■ Work to complete
Show every line in the records below that contains the word "name".

■ Source records
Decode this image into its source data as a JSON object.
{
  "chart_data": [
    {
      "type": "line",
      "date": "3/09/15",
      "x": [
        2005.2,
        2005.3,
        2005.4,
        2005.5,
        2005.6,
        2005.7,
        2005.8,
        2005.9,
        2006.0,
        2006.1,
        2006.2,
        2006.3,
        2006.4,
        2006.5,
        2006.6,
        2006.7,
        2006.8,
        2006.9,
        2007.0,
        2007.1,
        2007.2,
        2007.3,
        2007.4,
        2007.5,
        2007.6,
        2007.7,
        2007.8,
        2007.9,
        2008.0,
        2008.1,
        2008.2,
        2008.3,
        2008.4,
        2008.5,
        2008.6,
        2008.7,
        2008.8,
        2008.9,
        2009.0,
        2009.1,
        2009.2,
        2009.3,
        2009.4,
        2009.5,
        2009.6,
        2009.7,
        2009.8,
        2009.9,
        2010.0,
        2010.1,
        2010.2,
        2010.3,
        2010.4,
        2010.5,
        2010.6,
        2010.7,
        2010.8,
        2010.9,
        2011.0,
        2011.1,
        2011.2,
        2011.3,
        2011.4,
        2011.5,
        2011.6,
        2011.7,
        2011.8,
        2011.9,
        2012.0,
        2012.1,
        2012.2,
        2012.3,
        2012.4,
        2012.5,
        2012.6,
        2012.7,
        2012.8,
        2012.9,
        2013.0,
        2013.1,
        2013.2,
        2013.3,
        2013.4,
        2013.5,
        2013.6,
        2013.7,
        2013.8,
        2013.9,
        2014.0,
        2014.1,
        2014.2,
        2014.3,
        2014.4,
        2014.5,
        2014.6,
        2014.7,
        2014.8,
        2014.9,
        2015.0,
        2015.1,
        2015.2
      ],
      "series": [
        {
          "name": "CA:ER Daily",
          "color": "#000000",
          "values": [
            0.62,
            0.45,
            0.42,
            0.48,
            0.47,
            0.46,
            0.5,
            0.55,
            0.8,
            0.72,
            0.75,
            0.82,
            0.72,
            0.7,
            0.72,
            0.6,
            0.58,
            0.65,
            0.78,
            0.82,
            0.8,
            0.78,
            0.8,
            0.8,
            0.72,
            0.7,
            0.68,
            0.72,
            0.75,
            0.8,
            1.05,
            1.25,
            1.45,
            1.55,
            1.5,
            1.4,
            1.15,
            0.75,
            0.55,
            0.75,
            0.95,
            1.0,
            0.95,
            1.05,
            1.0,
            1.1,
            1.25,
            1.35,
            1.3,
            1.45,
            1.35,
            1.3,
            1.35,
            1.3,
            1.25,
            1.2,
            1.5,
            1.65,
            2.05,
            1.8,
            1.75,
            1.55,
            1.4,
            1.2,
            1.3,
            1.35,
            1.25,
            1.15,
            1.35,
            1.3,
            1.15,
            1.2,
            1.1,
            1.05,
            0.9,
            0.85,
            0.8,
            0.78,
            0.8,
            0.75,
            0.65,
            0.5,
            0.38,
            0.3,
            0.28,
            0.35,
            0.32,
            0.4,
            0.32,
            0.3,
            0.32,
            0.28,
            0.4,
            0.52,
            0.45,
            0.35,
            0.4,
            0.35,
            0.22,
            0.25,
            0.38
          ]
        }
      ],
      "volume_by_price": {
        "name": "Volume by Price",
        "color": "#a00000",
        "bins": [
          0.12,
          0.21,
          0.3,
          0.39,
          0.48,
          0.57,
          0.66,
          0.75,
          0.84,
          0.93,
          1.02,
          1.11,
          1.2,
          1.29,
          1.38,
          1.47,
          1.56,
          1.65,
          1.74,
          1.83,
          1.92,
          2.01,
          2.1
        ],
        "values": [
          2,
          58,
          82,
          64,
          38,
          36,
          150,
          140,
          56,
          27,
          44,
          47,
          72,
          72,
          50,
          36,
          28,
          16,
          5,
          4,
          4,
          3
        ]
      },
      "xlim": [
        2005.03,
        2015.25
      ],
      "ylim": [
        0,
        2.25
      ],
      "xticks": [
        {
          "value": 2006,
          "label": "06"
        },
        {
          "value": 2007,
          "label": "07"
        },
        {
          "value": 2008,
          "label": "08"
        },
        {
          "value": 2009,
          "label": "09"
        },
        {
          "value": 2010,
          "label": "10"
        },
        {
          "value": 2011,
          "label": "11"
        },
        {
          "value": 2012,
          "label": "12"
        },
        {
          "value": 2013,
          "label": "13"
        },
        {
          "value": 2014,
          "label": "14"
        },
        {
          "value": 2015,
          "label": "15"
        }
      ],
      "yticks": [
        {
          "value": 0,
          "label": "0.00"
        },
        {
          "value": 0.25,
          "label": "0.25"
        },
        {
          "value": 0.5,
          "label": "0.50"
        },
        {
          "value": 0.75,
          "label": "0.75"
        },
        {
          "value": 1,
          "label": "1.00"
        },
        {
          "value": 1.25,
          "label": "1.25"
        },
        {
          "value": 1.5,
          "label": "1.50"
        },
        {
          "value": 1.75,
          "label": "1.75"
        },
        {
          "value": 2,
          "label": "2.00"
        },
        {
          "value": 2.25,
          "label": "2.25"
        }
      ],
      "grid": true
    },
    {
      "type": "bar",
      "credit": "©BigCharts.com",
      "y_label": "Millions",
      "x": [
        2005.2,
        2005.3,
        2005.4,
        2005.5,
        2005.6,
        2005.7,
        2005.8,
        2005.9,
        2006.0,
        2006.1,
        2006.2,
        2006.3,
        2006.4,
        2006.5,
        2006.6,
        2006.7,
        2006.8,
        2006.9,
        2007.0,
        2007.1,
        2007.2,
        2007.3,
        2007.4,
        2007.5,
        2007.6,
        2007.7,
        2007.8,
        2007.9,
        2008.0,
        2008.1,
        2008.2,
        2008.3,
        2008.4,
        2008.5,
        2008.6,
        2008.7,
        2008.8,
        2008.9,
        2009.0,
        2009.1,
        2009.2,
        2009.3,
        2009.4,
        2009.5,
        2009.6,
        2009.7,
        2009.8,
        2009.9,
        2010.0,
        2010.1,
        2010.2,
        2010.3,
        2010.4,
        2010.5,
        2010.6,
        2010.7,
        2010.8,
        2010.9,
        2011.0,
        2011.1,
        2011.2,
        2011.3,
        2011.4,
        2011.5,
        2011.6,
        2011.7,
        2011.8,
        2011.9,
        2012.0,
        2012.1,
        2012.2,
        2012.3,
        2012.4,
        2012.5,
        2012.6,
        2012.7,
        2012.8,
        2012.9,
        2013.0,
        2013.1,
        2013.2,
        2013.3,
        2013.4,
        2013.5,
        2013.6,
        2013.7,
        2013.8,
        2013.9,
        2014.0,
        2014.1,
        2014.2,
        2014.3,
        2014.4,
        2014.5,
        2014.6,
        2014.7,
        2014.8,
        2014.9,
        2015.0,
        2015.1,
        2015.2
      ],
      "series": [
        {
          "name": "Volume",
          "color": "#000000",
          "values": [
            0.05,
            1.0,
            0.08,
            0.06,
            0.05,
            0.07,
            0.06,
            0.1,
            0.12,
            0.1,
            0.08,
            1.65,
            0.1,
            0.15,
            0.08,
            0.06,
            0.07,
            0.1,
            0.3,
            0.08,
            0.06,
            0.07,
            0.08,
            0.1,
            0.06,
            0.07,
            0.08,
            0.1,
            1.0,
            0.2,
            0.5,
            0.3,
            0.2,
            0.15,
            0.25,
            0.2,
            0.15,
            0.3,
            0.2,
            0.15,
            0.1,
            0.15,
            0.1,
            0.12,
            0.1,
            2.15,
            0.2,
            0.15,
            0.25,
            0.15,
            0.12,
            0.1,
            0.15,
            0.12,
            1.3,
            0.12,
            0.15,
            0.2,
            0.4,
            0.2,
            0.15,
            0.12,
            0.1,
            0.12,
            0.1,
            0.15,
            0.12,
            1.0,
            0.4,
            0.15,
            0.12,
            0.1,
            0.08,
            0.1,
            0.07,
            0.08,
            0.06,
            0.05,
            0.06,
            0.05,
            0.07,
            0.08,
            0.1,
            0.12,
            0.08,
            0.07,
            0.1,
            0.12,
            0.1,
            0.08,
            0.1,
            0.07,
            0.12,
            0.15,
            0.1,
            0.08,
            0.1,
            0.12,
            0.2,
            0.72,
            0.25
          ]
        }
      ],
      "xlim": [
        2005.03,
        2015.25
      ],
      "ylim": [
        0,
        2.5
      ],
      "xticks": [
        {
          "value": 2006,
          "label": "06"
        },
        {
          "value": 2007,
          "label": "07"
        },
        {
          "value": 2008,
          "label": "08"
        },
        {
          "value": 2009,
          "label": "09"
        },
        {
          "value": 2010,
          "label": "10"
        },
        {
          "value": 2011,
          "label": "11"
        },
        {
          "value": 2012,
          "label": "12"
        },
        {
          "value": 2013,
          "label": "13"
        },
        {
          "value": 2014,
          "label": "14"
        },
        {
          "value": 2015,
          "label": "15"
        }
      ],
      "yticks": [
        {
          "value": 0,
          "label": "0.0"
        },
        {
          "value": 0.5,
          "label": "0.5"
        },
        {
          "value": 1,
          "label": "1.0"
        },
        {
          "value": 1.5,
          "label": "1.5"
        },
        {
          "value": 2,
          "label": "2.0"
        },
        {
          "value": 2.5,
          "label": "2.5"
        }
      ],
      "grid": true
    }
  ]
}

■ Written solution
          "name": "CA:ER Daily",
        "name": "Volume by Price",
          "name": "Volume",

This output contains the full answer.